## [Set task]
Write out the data again in full, exactly as it reads.

## [Supplied data]
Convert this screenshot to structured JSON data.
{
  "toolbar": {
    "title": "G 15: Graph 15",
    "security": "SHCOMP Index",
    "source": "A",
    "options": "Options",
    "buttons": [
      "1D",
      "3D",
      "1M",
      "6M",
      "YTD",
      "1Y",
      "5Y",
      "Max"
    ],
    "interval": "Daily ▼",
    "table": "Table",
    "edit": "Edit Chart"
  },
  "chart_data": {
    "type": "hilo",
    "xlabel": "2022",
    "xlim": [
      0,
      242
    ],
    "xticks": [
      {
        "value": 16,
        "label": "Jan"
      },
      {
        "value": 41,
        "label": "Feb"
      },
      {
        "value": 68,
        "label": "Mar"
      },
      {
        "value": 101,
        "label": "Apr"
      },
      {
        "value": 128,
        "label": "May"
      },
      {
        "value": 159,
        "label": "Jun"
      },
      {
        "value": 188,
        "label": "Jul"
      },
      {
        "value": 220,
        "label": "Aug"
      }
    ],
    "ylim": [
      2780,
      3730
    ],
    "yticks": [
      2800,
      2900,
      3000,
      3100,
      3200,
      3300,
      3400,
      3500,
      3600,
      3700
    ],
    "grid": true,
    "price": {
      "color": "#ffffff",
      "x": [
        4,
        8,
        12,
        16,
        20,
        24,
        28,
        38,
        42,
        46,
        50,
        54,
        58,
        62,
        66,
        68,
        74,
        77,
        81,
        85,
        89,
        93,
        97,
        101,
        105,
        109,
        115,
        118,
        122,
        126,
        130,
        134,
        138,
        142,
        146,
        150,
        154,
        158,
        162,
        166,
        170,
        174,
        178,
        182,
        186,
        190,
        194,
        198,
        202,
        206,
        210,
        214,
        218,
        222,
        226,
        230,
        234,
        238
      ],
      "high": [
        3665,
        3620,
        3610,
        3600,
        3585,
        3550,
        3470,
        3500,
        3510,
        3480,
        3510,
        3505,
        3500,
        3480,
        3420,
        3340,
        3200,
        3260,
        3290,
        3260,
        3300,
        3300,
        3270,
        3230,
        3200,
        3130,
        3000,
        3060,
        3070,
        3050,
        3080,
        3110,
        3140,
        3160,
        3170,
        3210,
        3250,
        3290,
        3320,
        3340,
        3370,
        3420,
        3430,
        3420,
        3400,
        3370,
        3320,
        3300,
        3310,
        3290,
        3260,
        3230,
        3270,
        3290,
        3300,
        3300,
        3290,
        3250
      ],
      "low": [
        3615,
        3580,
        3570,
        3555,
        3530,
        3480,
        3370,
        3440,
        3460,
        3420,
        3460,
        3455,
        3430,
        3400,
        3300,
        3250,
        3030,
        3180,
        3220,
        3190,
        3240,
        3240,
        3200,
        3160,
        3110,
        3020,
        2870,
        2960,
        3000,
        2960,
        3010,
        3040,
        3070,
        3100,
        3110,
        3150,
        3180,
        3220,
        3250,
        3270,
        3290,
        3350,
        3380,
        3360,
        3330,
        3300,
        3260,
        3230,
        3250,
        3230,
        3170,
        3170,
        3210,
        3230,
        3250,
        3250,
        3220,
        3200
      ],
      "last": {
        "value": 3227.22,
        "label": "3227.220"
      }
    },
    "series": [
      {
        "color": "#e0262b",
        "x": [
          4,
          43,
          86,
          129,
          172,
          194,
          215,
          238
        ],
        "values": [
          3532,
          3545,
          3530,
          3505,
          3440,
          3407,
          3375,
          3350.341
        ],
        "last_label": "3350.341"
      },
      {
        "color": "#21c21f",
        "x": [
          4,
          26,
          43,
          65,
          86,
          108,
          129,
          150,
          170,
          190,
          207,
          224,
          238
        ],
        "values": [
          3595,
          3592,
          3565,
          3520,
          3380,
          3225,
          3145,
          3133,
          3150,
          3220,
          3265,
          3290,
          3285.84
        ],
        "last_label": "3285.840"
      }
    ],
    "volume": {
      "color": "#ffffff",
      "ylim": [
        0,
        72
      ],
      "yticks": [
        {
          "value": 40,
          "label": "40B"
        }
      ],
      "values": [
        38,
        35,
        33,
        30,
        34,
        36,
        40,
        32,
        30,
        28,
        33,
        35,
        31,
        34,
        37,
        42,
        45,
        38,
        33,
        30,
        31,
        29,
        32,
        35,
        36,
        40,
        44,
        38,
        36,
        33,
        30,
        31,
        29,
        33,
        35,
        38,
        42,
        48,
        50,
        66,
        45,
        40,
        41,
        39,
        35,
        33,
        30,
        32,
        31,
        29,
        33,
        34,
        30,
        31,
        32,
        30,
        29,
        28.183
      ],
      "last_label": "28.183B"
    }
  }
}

## [Output for this task]
Convert this screenshot to structured JSON data.
{
  "toolbar": {
    "title": "G 15: Graph 15",
    "security": "SHCOMP Index",
    "source": "A",
    "options": "Options",
    "buttons": [
      "1D",
      "3D",
      "1M",
      "6M",
      "YTD",
      "1Y",
      "5Y",
      "Max"
    ],
    "interval": "Daily ▼",
    "table": "Table",
    "edit": "Edit Chart"
  },
  "chart_data": {
    "type": "hilo",
    "xlabel": "2022",
    "xlim": [
      0,
      242
    ],
    "xticks": [
      {
        "value": 16,
        "label": "Jan"
      },
      {
        "value": 41,
        "label": "Feb"
      },
      {
        "value": 68,
        "label": "Mar"
      },
      {
        "value": 101,
        "label": "Apr"
      },
      {
        "value": 128,
        "label": "May"
      },
      {
        "value": 159,
        "label": "Jun"
      },
      {
        "value": 188,
        "label": "Jul"
      },
      {
        "value": 220,
        "label": "Aug"
      }
    ],
    "ylim": [
      2780,
      3730
    ],
    "yticks": [
      2800,
      2900,
      3000,
      3100,
      3200,
      3300,
      3400,
      3500,
      3600,
      3700
    ],
    "grid": true,
    "price": {
      "color": "#ffffff",
      "x": [
        4,
        8,
        12,
        16,
        20,
        24,
        28,
        38,
        42,
        46,
        50,
        54,
        58,
        62,
        66,
        68,
        74,
        77,
        81,
        85,
        89,
        93,
        97,
        101,
        105,
        109,
        115,
        118,
        122,
        126,
        130,
        134,
        138,
        142,
        146,
        150,
        154,
        158,
        162,
        166,
        170,
        174,
        178,
        182,
        186,
        190,
        194,
        198,
        202,
        206,
        210,
        214,
        218,
        222,
        226,
        230,
        234,
        238
      ],
      "high": [
        3665,
        3620,
        3610,
        3600,
        3585,
        3550,
        3470,
        3500,
        3510,
        3480,
        3510,
        3505,
        3500,
        3480,
        3420,
        3340,
        3200,
        3260,
        3290,
        3260,
        3300,
        3300,
        3270,
        3230,
        3200,
        3130,
        3000,
        3060,
        3070,
        3050,
        3080,
        3110,
        3140,
        3160,
        3170,
        3210,
        3250,
        3290,
        3320,
        3340,
        3370,
        3420,
        3430,
        3420,
        3400,
        3370,
        3320,
        3300,
        3310,
        3290,
        3260,
        3230,
        3270,
        3290,
        3300,
        3300,
        3290,
        3250
      ],
      "low": [
        3615,
        3580,
        3570,
        3555,
        3530,
        3480,
        3370,
        3440,
        3460,
        3420,
        3460,
        3455,
        3430,
        3400,
        3300,
        3250,
        3030,
        3180,
        3220,
        3190,
        3240,
        3240,
        3200,
        3160,
        3110,
        3020,
        2870,
        2960,
        3000,
        2960,
        3010,
        3040,
        3070,
        3100,
        3110,
        3150,
        3180,
        3220,
        3250,
        3270,
        3290,
        3350,
        3380,
        3360,
        3330,
        3300,
        3260,
        3230,
        3250,
        3230,
        3170,
        3170,
        3210,
        3230,
        3250,
        3250,
        3220,
        3200
      ],
      "last": {
        "value": 3227.22,
        "label": "3227.220"
      }
    },
    "series": [
      {
        "color": "#e0262b",
        "x": [
          4,
          43,
          86,
          129,
          172,
          194,
          215,
          238
        ],
        "values": [
          3532,
          3545,
          3530,
          3505,
          3440,
          3407,
          3375,
          3350.341
        ],
        "last_label": "3350.341"
      },
      {
        "color": "#21c21f",
        "x": [
          4,
          26,
          43,
          65,
          86,
          108,
          129,
          150,
          170,
          190,
          207,
          224,
          238
        ],
        "values": [
          3595,
          3592,
          3565,
          3520,
          3380,
          3225,
          3145,
          3133,
          3150,
          3220,
          3265,
          3290,
          3285.84
        ],
        "last_label": "3285.840"
      }
    ],
    "volume": {
      "color": "#ffffff",
      "ylim": [
        0,
        72
      ],
      "yticks": [
        {
          "value": 40,
          "label": "40B"
        }
      ],
      "values": [
        38,
        35,
        33,
        30,
        34,
        36,
        40,
        32,
        30,
        28,
        33,
        35,
        31,
        34,
        37,
        42,
        45,
        38,
        33,
        30,
        31,
        29,
        32,
        35,
        36,
        40,
        44,
        38,
        36,
        33,
        30,
        31,
        29,
        33,
        35,
        38,
        42,
        48,
        50,
        66,
        45,
        40,
        41,
        39,
        35,
        33,
        30,
        32,
        31,
        29,
        33,
        34,
        30,
        31,
        32,
        30,
        29,
        28.183
      ],
      "last_label": "28.183B"
    }
  }
}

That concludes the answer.